WRITTEN PROBLEM: Every entry below should be printed exactly, without its images.

INPUT ROWS:
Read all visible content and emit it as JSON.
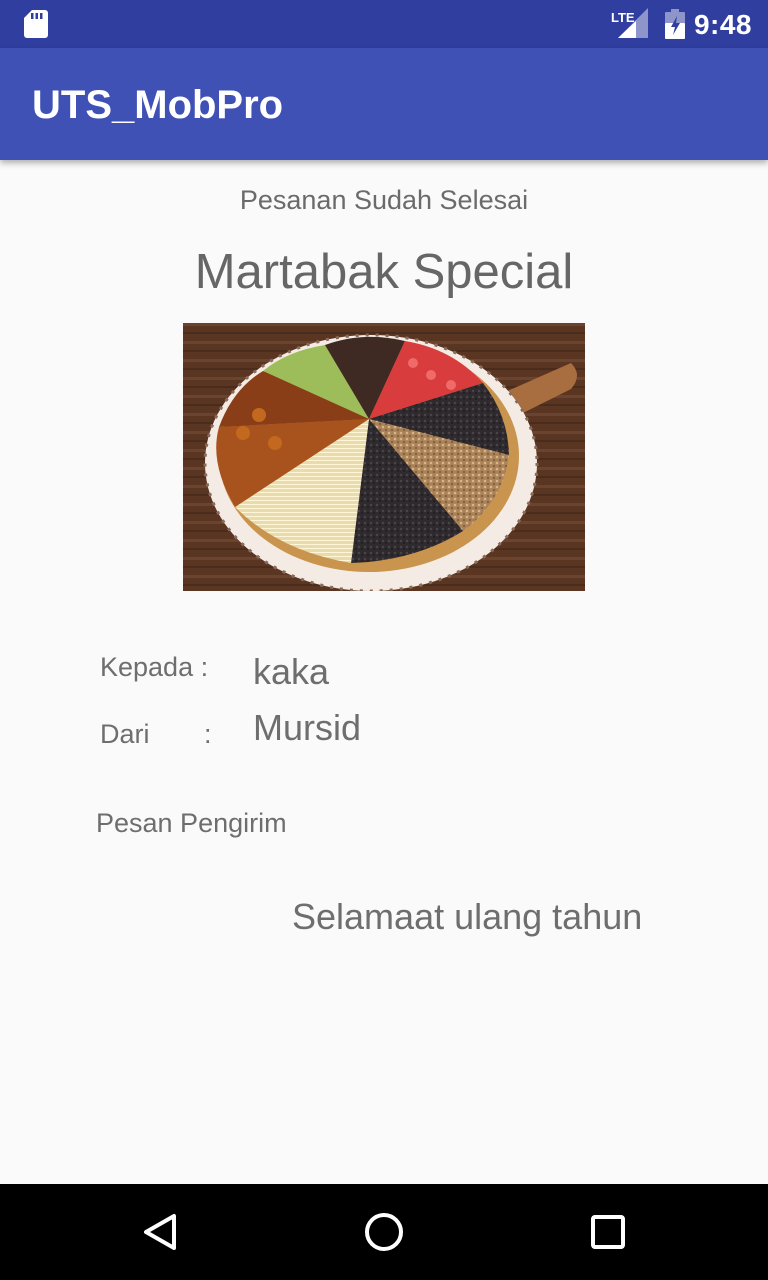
{
  "status_bar": {
    "time": "9:48",
    "network_label": "LTE",
    "icons": [
      "sd-card-icon",
      "lte-signal-icon",
      "battery-icon"
    ]
  },
  "app_bar": {
    "title": "UTS_MobPro"
  },
  "order": {
    "status": "Pesanan Sudah Selesai",
    "product_name": "Martabak Special",
    "image": "martabak-image",
    "to_label": "Kepada :",
    "to_value": "kaka",
    "from_label": "Dari",
    "from_colon": ":",
    "from_value": "Mursid",
    "message_label": "Pesan Pengirim",
    "message_value": "Selamaat ulang tahun"
  },
  "nav_bar": {
    "icons": [
      "back-icon",
      "home-icon",
      "recents-icon"
    ]
  },
  "colors": {
    "status_bar": "#303f9f",
    "app_bar": "#3f51b5",
    "background": "#fafafa",
    "text": "#6e6e6e"
  }
}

RESPONSE TO THE EXERCISE:
Read all visible content and emit it as JSON.
{
  "status_bar": {
    "time": "9:48",
    "network_label": "LTE",
    "icons": [
      "sd-card-icon",
      "lte-signal-icon",
      "battery-icon"
    ]
  },
  "app_bar": {
    "title": "UTS_MobPro"
  },
  "order": {
    "status": "Pesanan Sudah Selesai",
    "product_name": "Martabak Special",
    "image": "martabak-image",
    "to_label": "Kepada :",
    "to_value": "kaka",
    "from_label": "Dari",
    "from_colon": ":",
    "from_value": "Mursid",
    "message_label": "Pesan Pengirim",
    "message_value": "Selamaat ulang tahun"
  },
  "nav_bar": {
    "icons": [
      "back-icon",
      "home-icon",
      "recents-icon"
    ]
  },
  "colors": {
    "status_bar": "#303f9f",
    "app_bar": "#3f51b5",
    "background": "#fafafa",
    "text": "#6e6e6e"
  }
}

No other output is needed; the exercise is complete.